---- THE DATA

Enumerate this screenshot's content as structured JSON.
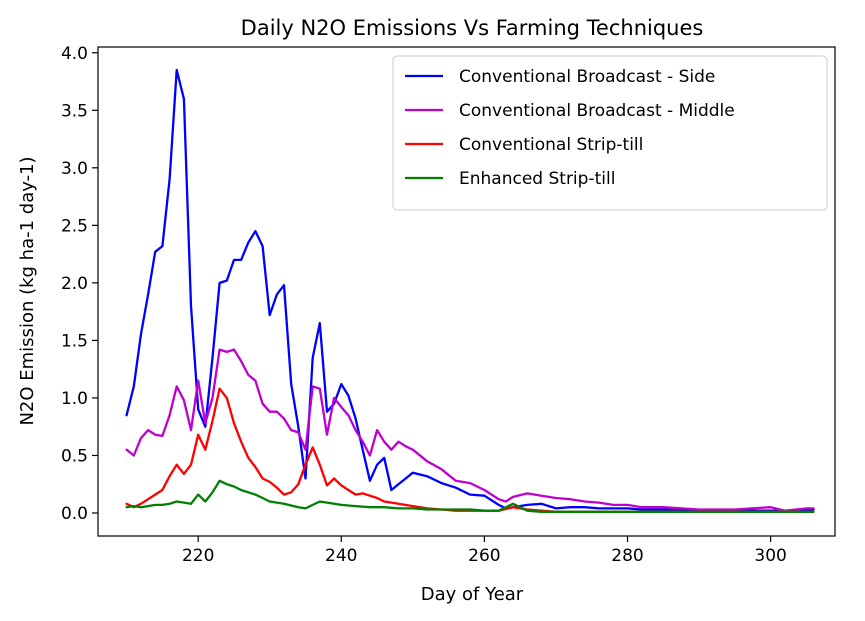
{
  "chart_data": {
    "type": "line",
    "title": "Daily N2O Emissions Vs Farming Techniques",
    "xlabel": "Day of Year",
    "ylabel": "N2O Emission (kg ha-1 day-1)",
    "xlim": [
      206,
      309
    ],
    "ylim": [
      -0.2,
      4.05
    ],
    "xticks": [
      220,
      240,
      260,
      280,
      300
    ],
    "yticks": [
      0.0,
      0.5,
      1.0,
      1.5,
      2.0,
      2.5,
      3.0,
      3.5,
      4.0
    ],
    "xtick_labels": [
      "220",
      "240",
      "260",
      "280",
      "300"
    ],
    "ytick_labels": [
      "0.0",
      "0.5",
      "1.0",
      "1.5",
      "2.0",
      "2.5",
      "3.0",
      "3.5",
      "4.0"
    ],
    "legend_position": "top-right",
    "grid": false,
    "series": [
      {
        "name": "Conventional Broadcast - Side",
        "color": "#0000ff",
        "x": [
          210,
          211,
          212,
          213,
          214,
          215,
          216,
          217,
          218,
          219,
          220,
          221,
          222,
          223,
          224,
          225,
          226,
          227,
          228,
          229,
          230,
          231,
          232,
          233,
          234,
          235,
          236,
          237,
          238,
          239,
          240,
          241,
          242,
          243,
          244,
          245,
          246,
          247,
          248,
          249,
          250,
          252,
          254,
          256,
          258,
          260,
          262,
          263,
          264,
          266,
          268,
          270,
          272,
          274,
          276,
          278,
          280,
          282,
          285,
          290,
          295,
          300,
          305,
          306
        ],
        "y": [
          0.85,
          1.1,
          1.55,
          1.9,
          2.27,
          2.32,
          2.9,
          3.85,
          3.6,
          1.8,
          0.9,
          0.75,
          1.35,
          2.0,
          2.02,
          2.2,
          2.2,
          2.35,
          2.45,
          2.32,
          1.72,
          1.9,
          1.98,
          1.12,
          0.75,
          0.3,
          1.35,
          1.65,
          0.88,
          0.95,
          1.12,
          1.02,
          0.82,
          0.55,
          0.28,
          0.42,
          0.48,
          0.2,
          0.25,
          0.3,
          0.35,
          0.32,
          0.26,
          0.22,
          0.16,
          0.15,
          0.07,
          0.04,
          0.05,
          0.07,
          0.08,
          0.04,
          0.05,
          0.05,
          0.04,
          0.04,
          0.04,
          0.03,
          0.03,
          0.02,
          0.02,
          0.02,
          0.02,
          0.03
        ]
      },
      {
        "name": "Conventional Broadcast - Middle",
        "color": "#c000d0",
        "x": [
          210,
          211,
          212,
          213,
          214,
          215,
          216,
          217,
          218,
          219,
          220,
          221,
          222,
          223,
          224,
          225,
          226,
          227,
          228,
          229,
          230,
          231,
          232,
          233,
          234,
          235,
          236,
          237,
          238,
          239,
          240,
          241,
          242,
          243,
          244,
          245,
          246,
          247,
          248,
          249,
          250,
          252,
          254,
          256,
          258,
          260,
          262,
          263,
          264,
          266,
          268,
          270,
          272,
          274,
          276,
          278,
          280,
          282,
          285,
          290,
          295,
          300,
          302,
          305,
          306
        ],
        "y": [
          0.55,
          0.5,
          0.65,
          0.72,
          0.68,
          0.67,
          0.85,
          1.1,
          0.98,
          0.72,
          1.15,
          0.78,
          1.0,
          1.42,
          1.4,
          1.42,
          1.32,
          1.2,
          1.15,
          0.95,
          0.88,
          0.88,
          0.82,
          0.72,
          0.7,
          0.55,
          1.1,
          1.08,
          0.68,
          1.0,
          0.92,
          0.85,
          0.72,
          0.62,
          0.5,
          0.72,
          0.62,
          0.55,
          0.62,
          0.58,
          0.55,
          0.45,
          0.38,
          0.28,
          0.26,
          0.2,
          0.12,
          0.1,
          0.14,
          0.17,
          0.15,
          0.13,
          0.12,
          0.1,
          0.09,
          0.07,
          0.07,
          0.05,
          0.05,
          0.03,
          0.03,
          0.05,
          0.02,
          0.04,
          0.04
        ]
      },
      {
        "name": "Conventional Strip-till",
        "color": "#ff0000",
        "x": [
          210,
          211,
          212,
          213,
          214,
          215,
          216,
          217,
          218,
          219,
          220,
          221,
          222,
          223,
          224,
          225,
          226,
          227,
          228,
          229,
          230,
          231,
          232,
          233,
          234,
          235,
          236,
          237,
          238,
          239,
          240,
          241,
          242,
          243,
          244,
          245,
          246,
          248,
          250,
          252,
          254,
          256,
          258,
          260,
          262,
          264,
          266,
          268,
          270,
          275,
          280,
          290,
          300,
          306
        ],
        "y": [
          0.08,
          0.05,
          0.08,
          0.12,
          0.16,
          0.2,
          0.32,
          0.42,
          0.34,
          0.42,
          0.68,
          0.55,
          0.8,
          1.08,
          1.0,
          0.78,
          0.62,
          0.48,
          0.4,
          0.3,
          0.27,
          0.22,
          0.16,
          0.18,
          0.25,
          0.42,
          0.57,
          0.42,
          0.24,
          0.3,
          0.24,
          0.2,
          0.16,
          0.17,
          0.15,
          0.13,
          0.1,
          0.08,
          0.06,
          0.04,
          0.03,
          0.02,
          0.02,
          0.02,
          0.02,
          0.05,
          0.03,
          0.02,
          0.01,
          0.01,
          0.01,
          0.01,
          0.01,
          0.01
        ]
      },
      {
        "name": "Enhanced Strip-till",
        "color": "#008000",
        "x": [
          210,
          211,
          212,
          213,
          214,
          215,
          216,
          217,
          218,
          219,
          220,
          221,
          222,
          223,
          224,
          225,
          226,
          227,
          228,
          229,
          230,
          232,
          234,
          235,
          236,
          237,
          238,
          240,
          242,
          244,
          246,
          248,
          250,
          252,
          254,
          256,
          258,
          260,
          262,
          264,
          266,
          268,
          270,
          275,
          280,
          290,
          300,
          306
        ],
        "y": [
          0.05,
          0.06,
          0.05,
          0.06,
          0.07,
          0.07,
          0.08,
          0.1,
          0.09,
          0.08,
          0.16,
          0.1,
          0.18,
          0.28,
          0.25,
          0.23,
          0.2,
          0.18,
          0.16,
          0.13,
          0.1,
          0.08,
          0.05,
          0.04,
          0.07,
          0.1,
          0.09,
          0.07,
          0.06,
          0.05,
          0.05,
          0.04,
          0.04,
          0.03,
          0.03,
          0.03,
          0.03,
          0.02,
          0.02,
          0.08,
          0.02,
          0.01,
          0.01,
          0.01,
          0.01,
          0.01,
          0.01,
          0.01
        ]
      }
    ]
  }
}
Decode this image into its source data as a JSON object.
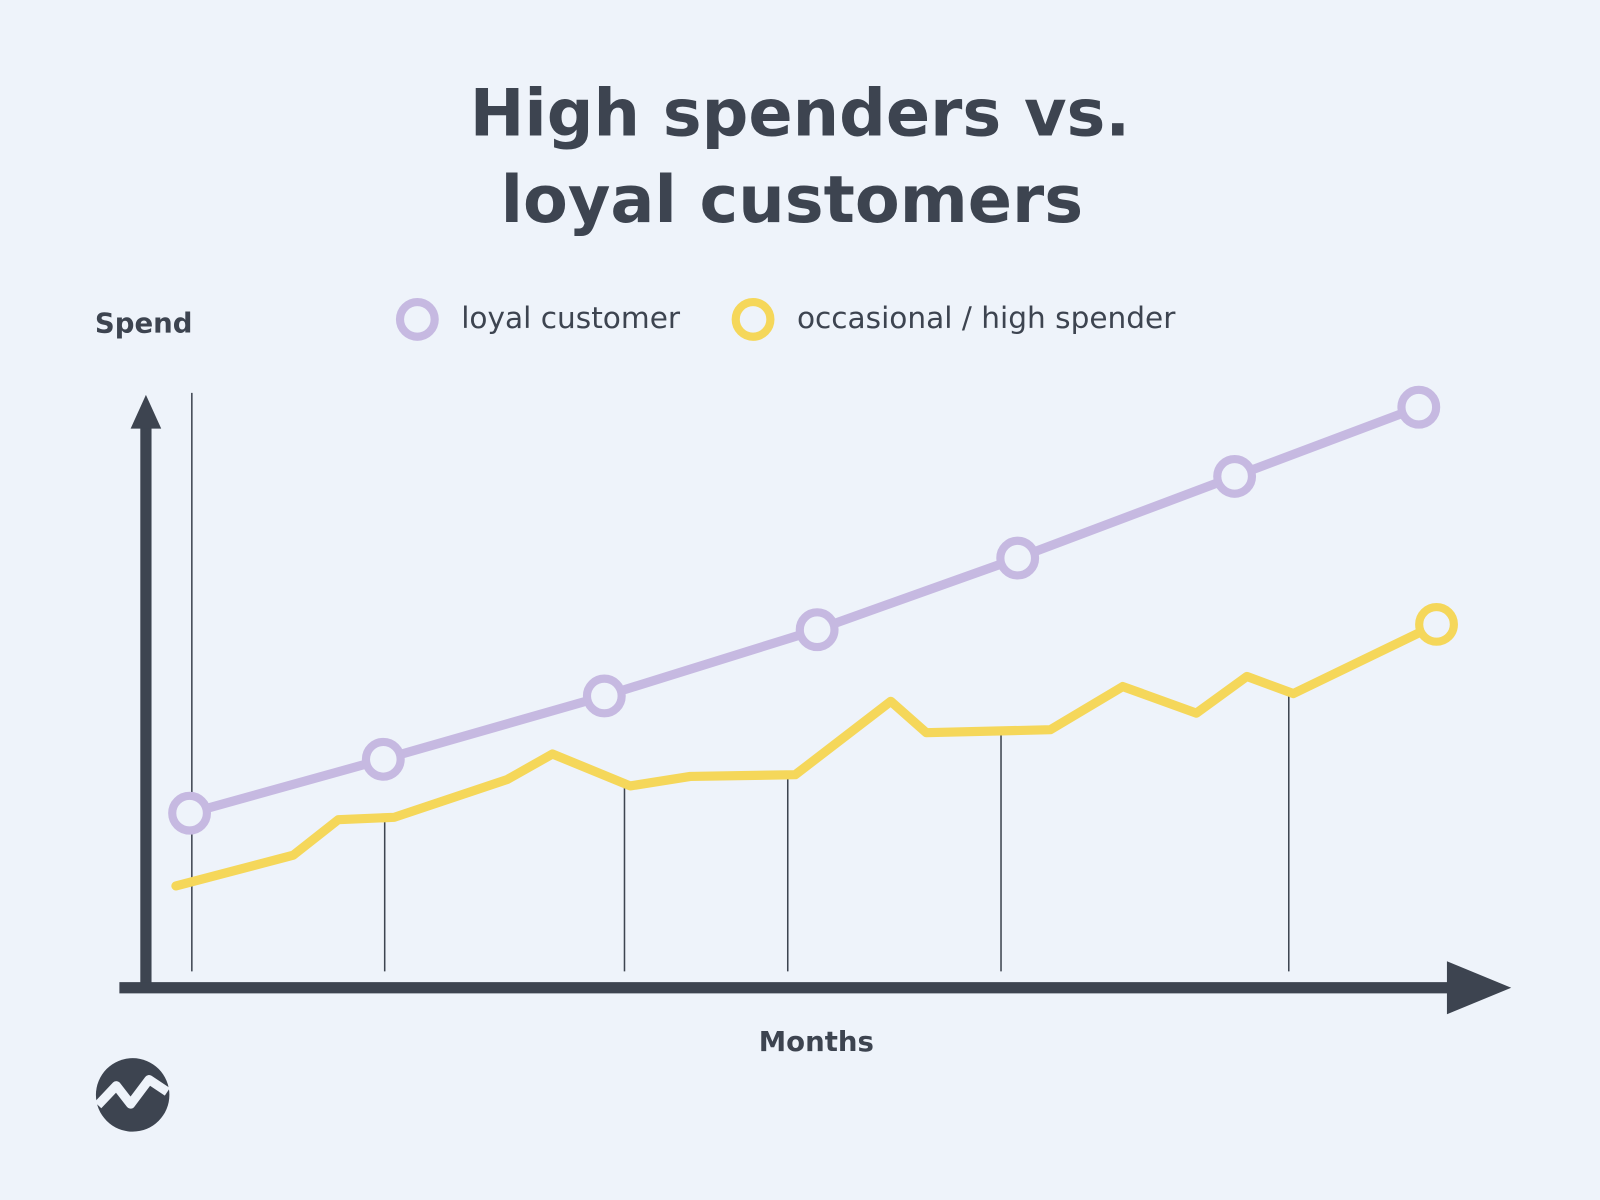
{
  "chart_data": {
    "type": "line",
    "title": [
      "High spenders vs.",
      "loyal customers"
    ],
    "ylabel": "Spend",
    "xlabel": "Months",
    "xlim": [
      0,
      100
    ],
    "ylim": [
      0,
      100
    ],
    "series": [
      {
        "name": "loyal customer",
        "color": "#c6b9e1",
        "marker": "every",
        "x": [
          3.2,
          17.4,
          33.6,
          49.2,
          63.9,
          79.8,
          93.3
        ],
        "values": [
          29.5,
          38.6,
          49.3,
          60.5,
          72.6,
          86.4,
          98.1
        ]
      },
      {
        "name": "occasional / high spender",
        "color": "#f5d75a",
        "marker": "end",
        "x": [
          2.2,
          10.8,
          14.1,
          18.2,
          26.5,
          29.8,
          35.5,
          39.9,
          47.6,
          54.6,
          57.2,
          66.3,
          71.6,
          77.0,
          80.7,
          84.1,
          94.6
        ],
        "values": [
          17.2,
          22.4,
          28.4,
          28.8,
          35.2,
          39.5,
          34.1,
          35.7,
          36.0,
          48.4,
          43.1,
          43.6,
          50.9,
          46.4,
          52.6,
          49.7,
          61.4
        ]
      }
    ]
  }
}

--------

* _WRITTEN EXERCISE_: Leave out the pictures and copy every record above exactly.

* _ANSWER TO THIS EXERCISE_:
Enumerate this screenshot's content as structured JSON.
{
  "chart_data": {
    "type": "line",
    "title": "Daily N2O Emissions Vs Farming Techniques",
    "xlabel": "Day of Year",
    "ylabel": "N2O Emission (kg ha-1 day-1)",
    "xlim": [
      206,
      309
    ],
    "ylim": [
      -0.2,
      4.05
    ],
    "xticks": [
      220,
      240,
      260,
      280,
      300
    ],
    "yticks": [
      0.0,
      0.5,
      1.0,
      1.5,
      2.0,
      2.5,
      3.0,
      3.5,
      4.0
    ],
    "xtick_labels": [
      "220",
      "240",
      "260",
      "280",
      "300"
    ],
    "ytick_labels": [
      "0.0",
      "0.5",
      "1.0",
      "1.5",
      "2.0",
      "2.5",
      "3.0",
      "3.5",
      "4.0"
    ],
    "legend_position": "top-right",
    "grid": false,
    "series": [
      {
        "name": "Conventional Broadcast - Side",
        "color": "#0000ff",
        "x": [
          210,
          211,
          212,
          213,
          214,
          215,
          216,
          217,
          218,
          219,
          220,
          221,
          222,
          223,
          224,
          225,
          226,
          227,
          228,
          229,
          230,
          231,
          232,
          233,
          234,
          235,
          236,
          237,
          238,
          239,
          240,
          241,
          242,
          243,
          244,
          245,
          246,
          247,
          248,
          249,
          250,
          252,
          254,
          256,
          258,
          260,
          262,
          263,
          264,
          266,
          268,
          270,
          272,
          274,
          276,
          278,
          280,
          282,
          285,
          290,
          295,
          300,
          305,
          306
        ],
        "y": [
          0.85,
          1.1,
          1.55,
          1.9,
          2.27,
          2.32,
          2.9,
          3.85,
          3.6,
          1.8,
          0.9,
          0.75,
          1.35,
          2.0,
          2.02,
          2.2,
          2.2,
          2.35,
          2.45,
          2.32,
          1.72,
          1.9,
          1.98,
          1.12,
          0.75,
          0.3,
          1.35,
          1.65,
          0.88,
          0.95,
          1.12,
          1.02,
          0.82,
          0.55,
          0.28,
          0.42,
          0.48,
          0.2,
          0.25,
          0.3,
          0.35,
          0.32,
          0.26,
          0.22,
          0.16,
          0.15,
          0.07,
          0.04,
          0.05,
          0.07,
          0.08,
          0.04,
          0.05,
          0.05,
          0.04,
          0.04,
          0.04,
          0.03,
          0.03,
          0.02,
          0.02,
          0.02,
          0.02,
          0.03
        ]
      },
      {
        "name": "Conventional Broadcast - Middle",
        "color": "#c000d0",
        "x": [
          210,
          211,
          212,
          213,
          214,
          215,
          216,
          217,
          218,
          219,
          220,
          221,
          222,
          223,
          224,
          225,
          226,
          227,
          228,
          229,
          230,
          231,
          232,
          233,
          234,
          235,
          236,
          237,
          238,
          239,
          240,
          241,
          242,
          243,
          244,
          245,
          246,
          247,
          248,
          249,
          250,
          252,
          254,
          256,
          258,
          260,
          262,
          263,
          264,
          266,
          268,
          270,
          272,
          274,
          276,
          278,
          280,
          282,
          285,
          290,
          295,
          300,
          302,
          305,
          306
        ],
        "y": [
          0.55,
          0.5,
          0.65,
          0.72,
          0.68,
          0.67,
          0.85,
          1.1,
          0.98,
          0.72,
          1.15,
          0.78,
          1.0,
          1.42,
          1.4,
          1.42,
          1.32,
          1.2,
          1.15,
          0.95,
          0.88,
          0.88,
          0.82,
          0.72,
          0.7,
          0.55,
          1.1,
          1.08,
          0.68,
          1.0,
          0.92,
          0.85,
          0.72,
          0.62,
          0.5,
          0.72,
          0.62,
          0.55,
          0.62,
          0.58,
          0.55,
          0.45,
          0.38,
          0.28,
          0.26,
          0.2,
          0.12,
          0.1,
          0.14,
          0.17,
          0.15,
          0.13,
          0.12,
          0.1,
          0.09,
          0.07,
          0.07,
          0.05,
          0.05,
          0.03,
          0.03,
          0.05,
          0.02,
          0.04,
          0.04
        ]
      },
      {
        "name": "Conventional Strip-till",
        "color": "#ff0000",
        "x": [
          210,
          211,
          212,
          213,
          214,
          215,
          216,
          217,
          218,
          219,
          220,
          221,
          222,
          223,
          224,
          225,
          226,
          227,
          228,
          229,
          230,
          231,
          232,
          233,
          234,
          235,
          236,
          237,
          238,
          239,
          240,
          241,
          242,
          243,
          244,
          245,
          246,
          248,
          250,
          252,
          254,
          256,
          258,
          260,
          262,
          264,
          266,
          268,
          270,
          275,
          280,
          290,
          300,
          306
        ],
        "y": [
          0.08,
          0.05,
          0.08,
          0.12,
          0.16,
          0.2,
          0.32,
          0.42,
          0.34,
          0.42,
          0.68,
          0.55,
          0.8,
          1.08,
          1.0,
          0.78,
          0.62,
          0.48,
          0.4,
          0.3,
          0.27,
          0.22,
          0.16,
          0.18,
          0.25,
          0.42,
          0.57,
          0.42,
          0.24,
          0.3,
          0.24,
          0.2,
          0.16,
          0.17,
          0.15,
          0.13,
          0.1,
          0.08,
          0.06,
          0.04,
          0.03,
          0.02,
          0.02,
          0.02,
          0.02,
          0.05,
          0.03,
          0.02,
          0.01,
          0.01,
          0.01,
          0.01,
          0.01,
          0.01
        ]
      },
      {
        "name": "Enhanced Strip-till",
        "color": "#008000",
        "x": [
          210,
          211,
          212,
          213,
          214,
          215,
          216,
          217,
          218,
          219,
          220,
          221,
          222,
          223,
          224,
          225,
          226,
          227,
          228,
          229,
          230,
          232,
          234,
          235,
          236,
          237,
          238,
          240,
          242,
          244,
          246,
          248,
          250,
          252,
          254,
          256,
          258,
          260,
          262,
          264,
          266,
          268,
          270,
          275,
          280,
          290,
          300,
          306
        ],
        "y": [
          0.05,
          0.06,
          0.05,
          0.06,
          0.07,
          0.07,
          0.08,
          0.1,
          0.09,
          0.08,
          0.16,
          0.1,
          0.18,
          0.28,
          0.25,
          0.23,
          0.2,
          0.18,
          0.16,
          0.13,
          0.1,
          0.08,
          0.05,
          0.04,
          0.07,
          0.1,
          0.09,
          0.07,
          0.06,
          0.05,
          0.05,
          0.04,
          0.04,
          0.03,
          0.03,
          0.03,
          0.03,
          0.02,
          0.02,
          0.08,
          0.02,
          0.01,
          0.01,
          0.01,
          0.01,
          0.01,
          0.01,
          0.01
        ]
      }
    ]
  }
}
Decode this image into its source data as a JSON object.
{
  "chart_data": {
    "type": "line",
    "title": [
      "High spenders vs.",
      "loyal customers"
    ],
    "ylabel": "Spend",
    "xlabel": "Months",
    "xlim": [
      0,
      100
    ],
    "ylim": [
      0,
      100
    ],
    "series": [
      {
        "name": "loyal customer",
        "color": "#c6b9e1",
        "marker": "every",
        "x": [
          3.2,
          17.4,
          33.6,
          49.2,
          63.9,
          79.8,
          93.3
        ],
        "values": [
          29.5,
          38.6,
          49.3,
          60.5,
          72.6,
          86.4,
          98.1
        ]
      },
      {
        "name": "occasional / high spender",
        "color": "#f5d75a",
        "marker": "end",
        "x": [
          2.2,
          10.8,
          14.1,
          18.2,
          26.5,
          29.8,
          35.5,
          39.9,
          47.6,
          54.6,
          57.2,
          66.3,
          71.6,
          77.0,
          80.7,
          84.1,
          94.6
        ],
        "values": [
          17.2,
          22.4,
          28.4,
          28.8,
          35.2,
          39.5,
          34.1,
          35.7,
          36.0,
          48.4,
          43.1,
          43.6,
          50.9,
          46.4,
          52.6,
          49.7,
          61.4
        ]
      }
    ]
  }
}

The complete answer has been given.